Data listing
↓

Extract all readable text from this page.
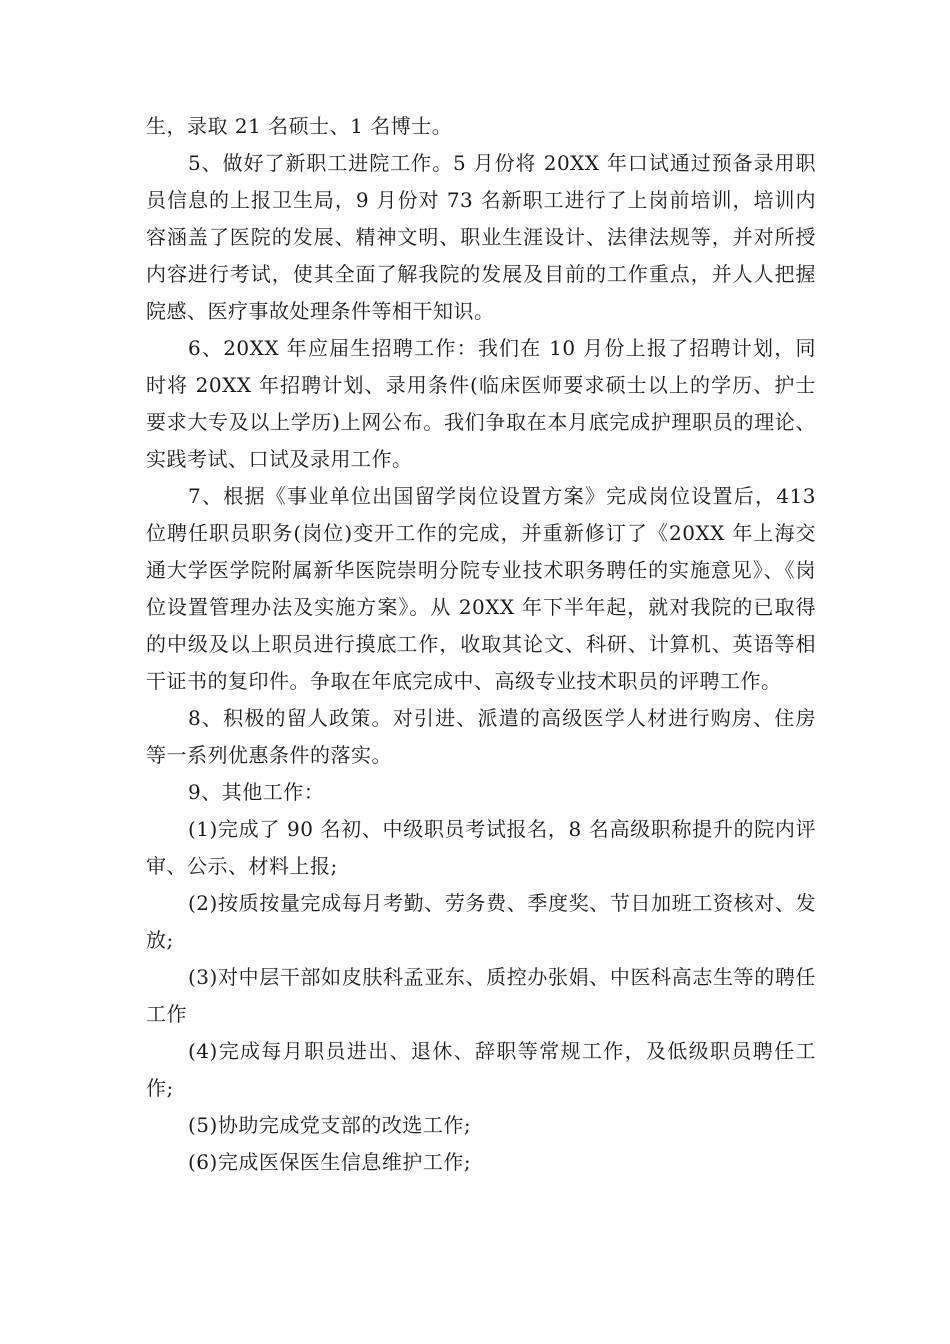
生，录取 21 名硕士、1 名博士。

5、做好了新职工进院工作。5 月份将 20XX 年口试通过预备录用职员信息的上报卫生局，9 月份对 73 名新职工进行了上岗前培训，培训内容涵盖了医院的发展、精神文明、职业生涯设计、法律法规等，并对所授内容进行考试，使其全面了解我院的发展及目前的工作重点，并人人把握院感、医疗事故处理条件等相干知识。

6、20XX 年应届生招聘工作：我们在 10 月份上报了招聘计划，同时将 20XX 年招聘计划、录用条件(临床医师要求硕士以上的学历、护士要求大专及以上学历)上网公布。我们争取在本月底完成护理职员的理论、实践考试、口试及录用工作。

7、根据《事业单位出国留学岗位设置方案》完成岗位设置后，413 位聘任职员职务(岗位)变开工作的完成，并重新修订了《20XX 年上海交通大学医学院附属新华医院崇明分院专业技术职务聘任的实施意见》、《岗位设置管理办法及实施方案》。从 20XX 年下半年起，就对我院的已取得的中级及以上职员进行摸底工作，收取其论文、科研、计算机、英语等相干证书的复印件。争取在年底完成中、高级专业技术职员的评聘工作。

8、积极的留人政策。对引进、派遣的高级医学人材进行购房、住房等一系列优惠条件的落实。

9、其他工作：

(1)完成了 90 名初、中级职员考试报名，8 名高级职称提升的院内评审、公示、材料上报;

(2)按质按量完成每月考勤、劳务费、季度奖、节日加班工资核对、发放;

(3)对中层干部如皮肤科孟亚东、质控办张娟、中医科高志生等的聘任工作

(4)完成每月职员进出、退休、辞职等常规工作，及低级职员聘任工作;

(5)协助完成党支部的改选工作;

(6)完成医保医生信息维护工作;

↑

Task details
Apart from the pictures, the entries above are to be repeated in full and exactly.

Final result
Extract all readable text from this page.
生，录取 21 名硕士、1 名博士。

5、做好了新职工进院工作。5 月份将 20XX 年口试通过预备录用职员信息的上报卫生局，9 月份对 73 名新职工进行了上岗前培训，培训内容涵盖了医院的发展、精神文明、职业生涯设计、法律法规等，并对所授内容进行考试，使其全面了解我院的发展及目前的工作重点，并人人把握院感、医疗事故处理条件等相干知识。

6、20XX 年应届生招聘工作：我们在 10 月份上报了招聘计划，同时将 20XX 年招聘计划、录用条件(临床医师要求硕士以上的学历、护士要求大专及以上学历)上网公布。我们争取在本月底完成护理职员的理论、实践考试、口试及录用工作。

7、根据《事业单位出国留学岗位设置方案》完成岗位设置后，413 位聘任职员职务(岗位)变开工作的完成，并重新修订了《20XX 年上海交通大学医学院附属新华医院崇明分院专业技术职务聘任的实施意见》、《岗位设置管理办法及实施方案》。从 20XX 年下半年起，就对我院的已取得的中级及以上职员进行摸底工作，收取其论文、科研、计算机、英语等相干证书的复印件。争取在年底完成中、高级专业技术职员的评聘工作。

8、积极的留人政策。对引进、派遣的高级医学人材进行购房、住房等一系列优惠条件的落实。

9、其他工作：

(1)完成了 90 名初、中级职员考试报名，8 名高级职称提升的院内评审、公示、材料上报;

(2)按质按量完成每月考勤、劳务费、季度奖、节日加班工资核对、发放;

(3)对中层干部如皮肤科孟亚东、质控办张娟、中医科高志生等的聘任工作

(4)完成每月职员进出、退休、辞职等常规工作，及低级职员聘任工作;

(5)协助完成党支部的改选工作;

(6)完成医保医生信息维护工作;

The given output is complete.